# Stated goal
Rewrite the records as a numbered list, omitting blank lines, from the start of the records through the line containing "chart-title: Pacejka Tire", inclusive. Include only those lines.

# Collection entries
◆ ◆ ◆
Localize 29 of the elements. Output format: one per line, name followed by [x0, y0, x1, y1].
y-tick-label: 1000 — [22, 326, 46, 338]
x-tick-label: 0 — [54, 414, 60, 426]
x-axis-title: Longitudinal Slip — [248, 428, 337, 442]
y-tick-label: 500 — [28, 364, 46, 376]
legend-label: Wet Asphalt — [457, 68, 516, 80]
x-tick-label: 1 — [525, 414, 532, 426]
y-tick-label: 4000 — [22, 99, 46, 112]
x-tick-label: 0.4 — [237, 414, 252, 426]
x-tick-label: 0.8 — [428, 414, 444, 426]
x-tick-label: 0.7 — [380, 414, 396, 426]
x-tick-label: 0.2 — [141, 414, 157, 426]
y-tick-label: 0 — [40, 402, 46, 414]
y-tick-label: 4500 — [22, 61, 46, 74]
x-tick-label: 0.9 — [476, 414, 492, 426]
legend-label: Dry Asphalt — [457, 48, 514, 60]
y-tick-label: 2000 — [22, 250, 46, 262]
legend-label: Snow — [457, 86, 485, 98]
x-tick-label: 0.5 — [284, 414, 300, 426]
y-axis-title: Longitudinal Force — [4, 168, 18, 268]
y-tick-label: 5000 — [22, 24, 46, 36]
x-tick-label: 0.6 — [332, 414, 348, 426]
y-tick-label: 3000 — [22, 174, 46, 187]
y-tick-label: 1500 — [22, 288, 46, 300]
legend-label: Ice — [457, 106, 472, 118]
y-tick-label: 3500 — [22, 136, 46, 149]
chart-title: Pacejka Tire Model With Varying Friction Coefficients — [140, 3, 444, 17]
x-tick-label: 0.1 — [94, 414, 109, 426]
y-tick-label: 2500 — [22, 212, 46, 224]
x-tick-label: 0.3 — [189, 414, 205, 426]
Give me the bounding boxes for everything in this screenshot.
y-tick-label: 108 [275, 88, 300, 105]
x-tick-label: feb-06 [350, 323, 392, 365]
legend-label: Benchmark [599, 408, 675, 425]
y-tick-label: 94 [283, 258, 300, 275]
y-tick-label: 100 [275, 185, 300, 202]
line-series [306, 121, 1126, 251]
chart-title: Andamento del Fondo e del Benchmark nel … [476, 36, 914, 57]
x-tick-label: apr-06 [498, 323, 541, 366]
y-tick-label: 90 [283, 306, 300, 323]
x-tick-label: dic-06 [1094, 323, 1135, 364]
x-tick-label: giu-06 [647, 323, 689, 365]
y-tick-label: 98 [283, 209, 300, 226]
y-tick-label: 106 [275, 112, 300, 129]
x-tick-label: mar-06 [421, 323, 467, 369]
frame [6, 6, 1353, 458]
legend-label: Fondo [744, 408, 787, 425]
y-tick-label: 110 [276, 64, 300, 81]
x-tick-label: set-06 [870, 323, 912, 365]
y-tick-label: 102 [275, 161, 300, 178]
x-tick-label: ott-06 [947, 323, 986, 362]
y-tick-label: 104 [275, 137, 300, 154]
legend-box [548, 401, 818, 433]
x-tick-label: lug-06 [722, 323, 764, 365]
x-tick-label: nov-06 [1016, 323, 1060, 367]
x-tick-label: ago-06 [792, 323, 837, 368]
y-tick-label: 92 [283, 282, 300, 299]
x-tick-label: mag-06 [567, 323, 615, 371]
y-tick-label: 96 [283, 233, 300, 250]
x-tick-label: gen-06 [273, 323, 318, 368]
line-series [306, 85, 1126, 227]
◆ ◆ ◆
# Reply to the exercise
1. Localize 29 of the elements. Output format: one per line, name followed by [x0, y0, x1, y1].
2. y-tick-label: 1000 — [22, 326, 46, 338]
3. x-tick-label: 0 — [54, 414, 60, 426]
4. x-axis-title: Longitudinal Slip — [248, 428, 337, 442]
5. y-tick-label: 500 — [28, 364, 46, 376]
6. legend-label: Wet Asphalt — [457, 68, 516, 80]
7. x-tick-label: 1 — [525, 414, 532, 426]
8. y-tick-label: 4000 — [22, 99, 46, 112]
9. x-tick-label: 0.4 — [237, 414, 252, 426]
10. x-tick-label: 0.8 — [428, 414, 444, 426]
11. x-tick-label: 0.7 — [380, 414, 396, 426]
12. x-tick-label: 0.2 — [141, 414, 157, 426]
13. y-tick-label: 0 — [40, 402, 46, 414]
14. y-tick-label: 4500 — [22, 61, 46, 74]
15. x-tick-label: 0.9 — [476, 414, 492, 426]
16. legend-label: Dry Asphalt — [457, 48, 514, 60]
17. y-tick-label: 2000 — [22, 250, 46, 262]
18. legend-label: Snow — [457, 86, 485, 98]
19. x-tick-label: 0.5 — [284, 414, 300, 426]
20. y-axis-title: Longitudinal Force — [4, 168, 18, 268]
21. y-tick-label: 5000 — [22, 24, 46, 36]
22. x-tick-label: 0.6 — [332, 414, 348, 426]
23. y-tick-label: 3000 — [22, 174, 46, 187]
24. y-tick-label: 1500 — [22, 288, 46, 300]
25. legend-label: Ice — [457, 106, 472, 118]
26. y-tick-label: 3500 — [22, 136, 46, 149]
27. chart-title: Pacejka Tire Model With Varying Friction Coefficients — [140, 3, 444, 17]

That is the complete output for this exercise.